**Task to complete:** Tally up the lines where the string "спряжения" appears; reply with the number only.

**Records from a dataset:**
-=-=-

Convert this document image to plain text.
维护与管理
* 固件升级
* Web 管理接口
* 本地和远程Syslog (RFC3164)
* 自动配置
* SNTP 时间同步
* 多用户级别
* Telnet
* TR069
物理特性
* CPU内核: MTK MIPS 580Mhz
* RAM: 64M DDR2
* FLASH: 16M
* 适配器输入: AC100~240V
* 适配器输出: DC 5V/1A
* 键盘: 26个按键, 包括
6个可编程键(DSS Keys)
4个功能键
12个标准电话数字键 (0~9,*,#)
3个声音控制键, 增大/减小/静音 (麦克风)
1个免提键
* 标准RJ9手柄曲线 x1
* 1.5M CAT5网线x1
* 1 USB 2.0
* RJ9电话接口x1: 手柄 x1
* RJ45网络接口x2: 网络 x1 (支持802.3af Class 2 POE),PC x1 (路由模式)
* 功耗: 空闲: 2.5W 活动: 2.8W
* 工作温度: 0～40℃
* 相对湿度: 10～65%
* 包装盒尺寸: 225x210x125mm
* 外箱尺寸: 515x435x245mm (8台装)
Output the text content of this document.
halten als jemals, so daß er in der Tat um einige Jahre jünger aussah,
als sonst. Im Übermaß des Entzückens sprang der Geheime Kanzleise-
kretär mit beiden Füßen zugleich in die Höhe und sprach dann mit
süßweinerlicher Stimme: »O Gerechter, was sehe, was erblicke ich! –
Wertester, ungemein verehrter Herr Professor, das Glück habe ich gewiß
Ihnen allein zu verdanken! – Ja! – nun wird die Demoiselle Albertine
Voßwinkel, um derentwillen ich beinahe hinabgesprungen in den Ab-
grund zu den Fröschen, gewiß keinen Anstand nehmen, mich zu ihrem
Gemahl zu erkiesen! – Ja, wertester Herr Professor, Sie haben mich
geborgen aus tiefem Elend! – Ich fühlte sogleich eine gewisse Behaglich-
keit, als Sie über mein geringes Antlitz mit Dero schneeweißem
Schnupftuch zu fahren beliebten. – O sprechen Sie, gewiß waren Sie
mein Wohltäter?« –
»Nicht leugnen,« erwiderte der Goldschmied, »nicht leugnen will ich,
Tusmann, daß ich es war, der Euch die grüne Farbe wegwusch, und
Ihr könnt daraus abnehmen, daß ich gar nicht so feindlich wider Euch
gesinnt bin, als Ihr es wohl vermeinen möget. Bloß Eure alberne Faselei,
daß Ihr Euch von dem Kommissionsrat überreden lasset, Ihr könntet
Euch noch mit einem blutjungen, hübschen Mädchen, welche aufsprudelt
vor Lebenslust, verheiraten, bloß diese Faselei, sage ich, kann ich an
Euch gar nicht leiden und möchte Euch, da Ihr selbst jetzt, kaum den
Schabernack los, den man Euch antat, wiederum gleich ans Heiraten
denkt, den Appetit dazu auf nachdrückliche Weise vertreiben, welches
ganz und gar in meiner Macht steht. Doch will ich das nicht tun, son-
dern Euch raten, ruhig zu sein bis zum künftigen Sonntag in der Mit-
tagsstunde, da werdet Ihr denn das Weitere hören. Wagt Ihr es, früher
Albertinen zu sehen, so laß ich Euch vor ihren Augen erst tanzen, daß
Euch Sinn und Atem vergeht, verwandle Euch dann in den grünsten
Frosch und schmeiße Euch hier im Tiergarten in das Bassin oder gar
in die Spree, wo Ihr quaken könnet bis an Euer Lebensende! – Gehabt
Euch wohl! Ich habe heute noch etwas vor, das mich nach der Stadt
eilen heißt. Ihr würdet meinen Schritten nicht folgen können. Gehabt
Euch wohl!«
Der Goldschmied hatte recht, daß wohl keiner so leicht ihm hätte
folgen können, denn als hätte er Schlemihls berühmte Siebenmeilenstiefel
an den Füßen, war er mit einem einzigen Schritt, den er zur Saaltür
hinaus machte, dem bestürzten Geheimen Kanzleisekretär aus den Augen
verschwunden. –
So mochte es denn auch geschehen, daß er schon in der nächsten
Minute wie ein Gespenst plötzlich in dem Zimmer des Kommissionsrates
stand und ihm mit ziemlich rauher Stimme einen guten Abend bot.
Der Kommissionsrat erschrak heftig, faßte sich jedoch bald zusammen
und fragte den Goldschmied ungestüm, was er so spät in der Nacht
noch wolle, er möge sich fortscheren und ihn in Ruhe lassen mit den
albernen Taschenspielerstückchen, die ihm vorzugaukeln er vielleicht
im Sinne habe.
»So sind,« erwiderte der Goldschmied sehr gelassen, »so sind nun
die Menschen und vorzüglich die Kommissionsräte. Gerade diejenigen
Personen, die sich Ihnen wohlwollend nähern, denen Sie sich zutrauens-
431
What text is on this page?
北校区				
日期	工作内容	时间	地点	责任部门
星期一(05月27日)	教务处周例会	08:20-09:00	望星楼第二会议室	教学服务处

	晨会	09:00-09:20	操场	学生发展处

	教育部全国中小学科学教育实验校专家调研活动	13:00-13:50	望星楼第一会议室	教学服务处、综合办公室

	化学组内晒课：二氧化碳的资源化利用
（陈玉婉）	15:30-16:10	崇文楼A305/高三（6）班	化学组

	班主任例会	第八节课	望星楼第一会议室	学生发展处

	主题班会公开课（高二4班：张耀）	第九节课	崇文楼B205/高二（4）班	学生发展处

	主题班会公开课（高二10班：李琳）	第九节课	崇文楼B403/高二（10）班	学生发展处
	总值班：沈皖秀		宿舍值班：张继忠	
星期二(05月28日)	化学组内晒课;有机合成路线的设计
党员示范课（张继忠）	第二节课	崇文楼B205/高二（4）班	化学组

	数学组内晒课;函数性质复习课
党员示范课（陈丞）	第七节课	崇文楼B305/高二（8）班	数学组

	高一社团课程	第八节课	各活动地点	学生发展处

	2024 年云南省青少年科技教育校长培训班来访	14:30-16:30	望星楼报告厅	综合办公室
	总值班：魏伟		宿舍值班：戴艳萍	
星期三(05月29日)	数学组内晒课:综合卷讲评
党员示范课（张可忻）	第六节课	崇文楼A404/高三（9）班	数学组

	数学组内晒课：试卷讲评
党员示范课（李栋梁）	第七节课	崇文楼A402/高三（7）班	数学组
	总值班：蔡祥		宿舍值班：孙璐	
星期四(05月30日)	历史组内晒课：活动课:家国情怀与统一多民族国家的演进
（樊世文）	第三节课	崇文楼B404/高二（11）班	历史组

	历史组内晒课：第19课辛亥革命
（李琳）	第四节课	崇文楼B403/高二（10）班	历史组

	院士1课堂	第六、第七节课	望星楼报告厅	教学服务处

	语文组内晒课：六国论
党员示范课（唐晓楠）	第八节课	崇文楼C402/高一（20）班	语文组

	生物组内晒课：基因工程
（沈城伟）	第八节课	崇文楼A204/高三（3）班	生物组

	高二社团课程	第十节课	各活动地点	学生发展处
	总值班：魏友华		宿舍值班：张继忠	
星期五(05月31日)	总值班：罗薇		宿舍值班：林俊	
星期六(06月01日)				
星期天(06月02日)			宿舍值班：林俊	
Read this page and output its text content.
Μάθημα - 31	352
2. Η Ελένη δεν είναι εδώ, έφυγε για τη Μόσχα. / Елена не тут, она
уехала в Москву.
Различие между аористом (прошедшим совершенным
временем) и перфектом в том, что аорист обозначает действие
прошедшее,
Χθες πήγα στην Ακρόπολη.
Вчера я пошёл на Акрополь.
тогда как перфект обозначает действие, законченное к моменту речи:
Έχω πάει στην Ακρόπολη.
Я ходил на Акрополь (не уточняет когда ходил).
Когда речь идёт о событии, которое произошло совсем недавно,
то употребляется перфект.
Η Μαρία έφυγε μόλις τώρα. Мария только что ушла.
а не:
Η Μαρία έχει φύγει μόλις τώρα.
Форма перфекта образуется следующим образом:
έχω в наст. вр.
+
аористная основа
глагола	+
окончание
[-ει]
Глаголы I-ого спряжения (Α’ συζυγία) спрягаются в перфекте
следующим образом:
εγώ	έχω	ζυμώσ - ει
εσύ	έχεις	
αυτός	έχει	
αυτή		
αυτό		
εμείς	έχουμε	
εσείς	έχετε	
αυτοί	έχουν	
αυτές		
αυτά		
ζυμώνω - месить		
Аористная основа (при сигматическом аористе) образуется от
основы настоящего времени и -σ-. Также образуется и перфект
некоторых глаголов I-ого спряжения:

-=-=-

**Exercise solution:** 2